OBJECTIVE ▸
Please return every one of the entries below word for word, keeping each line unchanged.

-- Begin --

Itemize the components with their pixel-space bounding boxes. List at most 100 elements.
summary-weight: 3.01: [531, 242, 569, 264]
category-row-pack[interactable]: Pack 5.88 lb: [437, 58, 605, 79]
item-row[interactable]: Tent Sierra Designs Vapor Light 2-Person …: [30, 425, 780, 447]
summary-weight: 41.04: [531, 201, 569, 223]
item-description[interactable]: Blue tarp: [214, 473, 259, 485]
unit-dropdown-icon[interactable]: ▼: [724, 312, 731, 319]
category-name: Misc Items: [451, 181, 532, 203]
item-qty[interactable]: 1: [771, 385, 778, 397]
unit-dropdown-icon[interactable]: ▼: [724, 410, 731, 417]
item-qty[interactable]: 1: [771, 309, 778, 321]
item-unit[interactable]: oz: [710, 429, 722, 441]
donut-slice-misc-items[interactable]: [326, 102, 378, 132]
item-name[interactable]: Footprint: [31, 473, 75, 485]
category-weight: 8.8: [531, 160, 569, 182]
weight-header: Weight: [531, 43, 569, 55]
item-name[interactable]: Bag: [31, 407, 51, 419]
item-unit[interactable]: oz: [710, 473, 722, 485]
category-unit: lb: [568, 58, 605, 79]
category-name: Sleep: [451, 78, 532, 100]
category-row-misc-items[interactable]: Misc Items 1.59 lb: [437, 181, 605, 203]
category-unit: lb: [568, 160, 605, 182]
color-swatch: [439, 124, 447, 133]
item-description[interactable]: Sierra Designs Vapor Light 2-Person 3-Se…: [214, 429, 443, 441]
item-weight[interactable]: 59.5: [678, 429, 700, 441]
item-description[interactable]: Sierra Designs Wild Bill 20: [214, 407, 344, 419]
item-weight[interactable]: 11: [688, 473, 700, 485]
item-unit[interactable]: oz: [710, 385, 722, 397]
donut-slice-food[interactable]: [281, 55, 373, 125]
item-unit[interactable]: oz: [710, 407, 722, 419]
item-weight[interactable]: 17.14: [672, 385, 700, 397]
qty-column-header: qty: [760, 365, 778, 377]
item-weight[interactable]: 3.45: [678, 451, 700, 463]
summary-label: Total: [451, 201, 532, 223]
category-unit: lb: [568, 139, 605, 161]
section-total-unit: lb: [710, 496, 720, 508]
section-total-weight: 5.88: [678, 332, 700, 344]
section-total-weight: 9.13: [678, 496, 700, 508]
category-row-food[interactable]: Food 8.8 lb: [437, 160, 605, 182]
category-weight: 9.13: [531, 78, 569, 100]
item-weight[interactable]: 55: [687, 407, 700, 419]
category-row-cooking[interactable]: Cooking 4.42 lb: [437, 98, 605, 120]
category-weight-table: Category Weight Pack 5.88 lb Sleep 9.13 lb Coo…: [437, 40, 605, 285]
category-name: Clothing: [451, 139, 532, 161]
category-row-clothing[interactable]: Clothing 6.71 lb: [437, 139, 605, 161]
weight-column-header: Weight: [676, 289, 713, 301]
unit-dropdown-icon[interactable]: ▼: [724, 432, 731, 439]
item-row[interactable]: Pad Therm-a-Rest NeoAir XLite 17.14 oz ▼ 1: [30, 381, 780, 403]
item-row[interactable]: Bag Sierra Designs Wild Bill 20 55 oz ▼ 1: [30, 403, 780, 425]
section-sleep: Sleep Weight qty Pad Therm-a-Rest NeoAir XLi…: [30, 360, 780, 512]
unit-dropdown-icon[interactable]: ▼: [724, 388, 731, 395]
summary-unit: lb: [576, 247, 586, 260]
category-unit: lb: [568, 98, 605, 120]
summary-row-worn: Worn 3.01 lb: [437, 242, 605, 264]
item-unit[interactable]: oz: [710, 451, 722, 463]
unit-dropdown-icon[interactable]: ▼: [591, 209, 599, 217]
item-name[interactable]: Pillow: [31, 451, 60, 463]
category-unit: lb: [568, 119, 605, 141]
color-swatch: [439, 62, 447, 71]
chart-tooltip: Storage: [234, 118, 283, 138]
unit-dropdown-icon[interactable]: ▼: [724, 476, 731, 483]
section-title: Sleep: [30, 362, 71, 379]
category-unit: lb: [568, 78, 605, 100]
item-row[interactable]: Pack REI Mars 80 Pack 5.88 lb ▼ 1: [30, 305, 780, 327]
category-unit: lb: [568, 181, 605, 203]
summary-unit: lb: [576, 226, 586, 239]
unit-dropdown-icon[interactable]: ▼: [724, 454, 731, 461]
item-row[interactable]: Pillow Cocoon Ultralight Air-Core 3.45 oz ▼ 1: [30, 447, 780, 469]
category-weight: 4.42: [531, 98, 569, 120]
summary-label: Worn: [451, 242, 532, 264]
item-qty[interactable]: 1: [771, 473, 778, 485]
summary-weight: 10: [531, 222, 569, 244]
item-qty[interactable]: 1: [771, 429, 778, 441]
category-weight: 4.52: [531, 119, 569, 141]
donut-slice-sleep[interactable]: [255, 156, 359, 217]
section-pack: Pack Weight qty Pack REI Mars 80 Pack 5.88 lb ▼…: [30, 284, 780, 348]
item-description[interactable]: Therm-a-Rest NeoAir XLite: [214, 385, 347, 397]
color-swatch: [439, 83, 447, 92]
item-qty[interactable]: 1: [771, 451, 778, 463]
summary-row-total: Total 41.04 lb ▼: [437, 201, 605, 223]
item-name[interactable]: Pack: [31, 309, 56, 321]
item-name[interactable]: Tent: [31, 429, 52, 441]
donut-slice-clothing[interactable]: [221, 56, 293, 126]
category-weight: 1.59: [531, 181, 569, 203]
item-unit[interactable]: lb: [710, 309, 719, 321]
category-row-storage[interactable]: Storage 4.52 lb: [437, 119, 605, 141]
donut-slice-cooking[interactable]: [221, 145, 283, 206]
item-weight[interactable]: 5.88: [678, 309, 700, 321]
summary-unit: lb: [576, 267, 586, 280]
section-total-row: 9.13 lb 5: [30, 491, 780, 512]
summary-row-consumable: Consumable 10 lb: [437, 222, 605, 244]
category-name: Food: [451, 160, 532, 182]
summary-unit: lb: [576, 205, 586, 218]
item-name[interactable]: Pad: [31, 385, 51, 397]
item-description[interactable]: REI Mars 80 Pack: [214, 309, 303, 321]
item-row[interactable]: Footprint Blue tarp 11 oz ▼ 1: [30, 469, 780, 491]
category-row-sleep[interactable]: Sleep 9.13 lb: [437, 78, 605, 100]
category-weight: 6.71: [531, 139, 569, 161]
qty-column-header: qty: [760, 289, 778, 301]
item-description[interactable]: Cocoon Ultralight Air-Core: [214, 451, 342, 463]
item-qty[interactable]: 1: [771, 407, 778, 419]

-- End --

TASK OUTPUT ▸
Itemize the components with their pixel-space bounding boxes. List at most 100 elements.
summary-weight: 3.01: [531, 242, 569, 264]
category-row-pack[interactable]: Pack 5.88 lb: [437, 58, 605, 79]
item-row[interactable]: Tent Sierra Designs Vapor Light 2-Person …: [30, 425, 780, 447]
summary-weight: 41.04: [531, 201, 569, 223]
item-description[interactable]: Blue tarp: [214, 473, 259, 485]
unit-dropdown-icon[interactable]: ▼: [724, 312, 731, 319]
category-name: Misc Items: [451, 181, 532, 203]
item-qty[interactable]: 1: [771, 385, 778, 397]
unit-dropdown-icon[interactable]: ▼: [724, 410, 731, 417]
item-qty[interactable]: 1: [771, 309, 778, 321]
item-unit[interactable]: oz: [710, 429, 722, 441]
donut-slice-misc-items[interactable]: [326, 102, 378, 132]
item-name[interactable]: Footprint: [31, 473, 75, 485]
category-weight: 8.8: [531, 160, 569, 182]
weight-header: Weight: [531, 43, 569, 55]
item-name[interactable]: Bag: [31, 407, 51, 419]
item-unit[interactable]: oz: [710, 473, 722, 485]
category-unit: lb: [568, 58, 605, 79]
category-name: Sleep: [451, 78, 532, 100]
category-row-misc-items[interactable]: Misc Items 1.59 lb: [437, 181, 605, 203]
category-unit: lb: [568, 160, 605, 182]
color-swatch: [439, 124, 447, 133]
item-description[interactable]: Sierra Designs Vapor Light 2-Person 3-Se…: [214, 429, 443, 441]
item-weight[interactable]: 59.5: [678, 429, 700, 441]
item-description[interactable]: Sierra Designs Wild Bill 20: [214, 407, 344, 419]
item-weight[interactable]: 11: [688, 473, 700, 485]
item-unit[interactable]: oz: [710, 385, 722, 397]
donut-slice-food[interactable]: [281, 55, 373, 125]
item-unit[interactable]: oz: [710, 407, 722, 419]
item-weight[interactable]: 17.14: [672, 385, 700, 397]
qty-column-header: qty: [760, 365, 778, 377]
item-weight[interactable]: 3.45: [678, 451, 700, 463]
summary-label: Total: [451, 201, 532, 223]
category-unit: lb: [568, 139, 605, 161]
section-total-unit: lb: [710, 496, 720, 508]
section-total-weight: 5.88: [678, 332, 700, 344]
section-total-weight: 9.13: [678, 496, 700, 508]
category-row-food[interactable]: Food 8.8 lb: [437, 160, 605, 182]
category-weight: 9.13: [531, 78, 569, 100]
item-weight[interactable]: 55: [687, 407, 700, 419]
category-row-cooking[interactable]: Cooking 4.42 lb: [437, 98, 605, 120]
category-weight-table: Category Weight Pack 5.88 lb Sleep 9.13 lb Coo…: [437, 40, 605, 285]
category-name: Clothing: [451, 139, 532, 161]
category-row-clothing[interactable]: Clothing 6.71 lb: [437, 139, 605, 161]
weight-column-header: Weight: [676, 289, 713, 301]
unit-dropdown-icon[interactable]: ▼: [724, 432, 731, 439]
item-row[interactable]: Pad Therm-a-Rest NeoAir XLite 17.14 oz ▼ 1: [30, 381, 780, 403]
item-row[interactable]: Bag Sierra Designs Wild Bill 20 55 oz ▼ 1: [30, 403, 780, 425]
section-sleep: Sleep Weight qty Pad Therm-a-Rest NeoAir XLi…: [30, 360, 780, 512]
unit-dropdown-icon[interactable]: ▼: [724, 388, 731, 395]
summary-unit: lb: [576, 247, 586, 260]
category-unit: lb: [568, 98, 605, 120]
summary-row-worn: Worn 3.01 lb: [437, 242, 605, 264]
item-unit[interactable]: oz: [710, 451, 722, 463]
unit-dropdown-icon[interactable]: ▼: [591, 209, 599, 217]
item-name[interactable]: Pillow: [31, 451, 60, 463]
category-unit: lb: [568, 119, 605, 141]
color-swatch: [439, 62, 447, 71]
chart-tooltip: Storage: [234, 118, 283, 138]
unit-dropdown-icon[interactable]: ▼: [724, 476, 731, 483]
section-title: Sleep: [30, 362, 71, 379]
category-unit: lb: [568, 78, 605, 100]
item-row[interactable]: Pack REI Mars 80 Pack 5.88 lb ▼ 1: [30, 305, 780, 327]
category-unit: lb: [568, 181, 605, 203]
summary-unit: lb: [576, 226, 586, 239]
unit-dropdown-icon[interactable]: ▼: [724, 454, 731, 461]
item-row[interactable]: Pillow Cocoon Ultralight Air-Core 3.45 oz ▼ 1: [30, 447, 780, 469]
category-weight: 4.42: [531, 98, 569, 120]
summary-label: Worn: [451, 242, 532, 264]
item-qty[interactable]: 1: [771, 473, 778, 485]
summary-weight: 10: [531, 222, 569, 244]
item-qty[interactable]: 1: [771, 429, 778, 441]
category-weight: 4.52: [531, 119, 569, 141]
donut-slice-sleep[interactable]: [255, 156, 359, 217]
section-pack: Pack Weight qty Pack REI Mars 80 Pack 5.88 lb ▼…: [30, 284, 780, 348]
item-description[interactable]: Therm-a-Rest NeoAir XLite: [214, 385, 347, 397]
color-swatch: [439, 83, 447, 92]
item-qty[interactable]: 1: [771, 451, 778, 463]
summary-row-total: Total 41.04 lb ▼: [437, 201, 605, 223]
item-name[interactable]: Pack: [31, 309, 56, 321]
item-name[interactable]: Tent: [31, 429, 52, 441]
donut-slice-clothing[interactable]: [221, 56, 293, 126]
category-weight: 1.59: [531, 181, 569, 203]
item-unit[interactable]: lb: [710, 309, 719, 321]
category-row-storage[interactable]: Storage 4.52 lb: [437, 119, 605, 141]
donut-slice-cooking[interactable]: [221, 145, 283, 206]
item-weight[interactable]: 5.88: [678, 309, 700, 321]
summary-unit: lb: [576, 267, 586, 280]
section-total-row: 9.13 lb 5: [30, 491, 780, 512]
summary-row-consumable: Consumable 10 lb: [437, 222, 605, 244]
category-name: Food: [451, 160, 532, 182]
summary-unit: lb: [576, 205, 586, 218]
item-name[interactable]: Pad: [31, 385, 51, 397]
item-description[interactable]: REI Mars 80 Pack: [214, 309, 303, 321]
item-row[interactable]: Footprint Blue tarp 11 oz ▼ 1: [30, 469, 780, 491]
category-row-sleep[interactable]: Sleep 9.13 lb: [437, 78, 605, 100]
category-weight: 6.71: [531, 139, 569, 161]
qty-column-header: qty: [760, 289, 778, 301]
item-description[interactable]: Cocoon Ultralight Air-Core: [214, 451, 342, 463]
item-qty[interactable]: 1: [771, 407, 778, 419]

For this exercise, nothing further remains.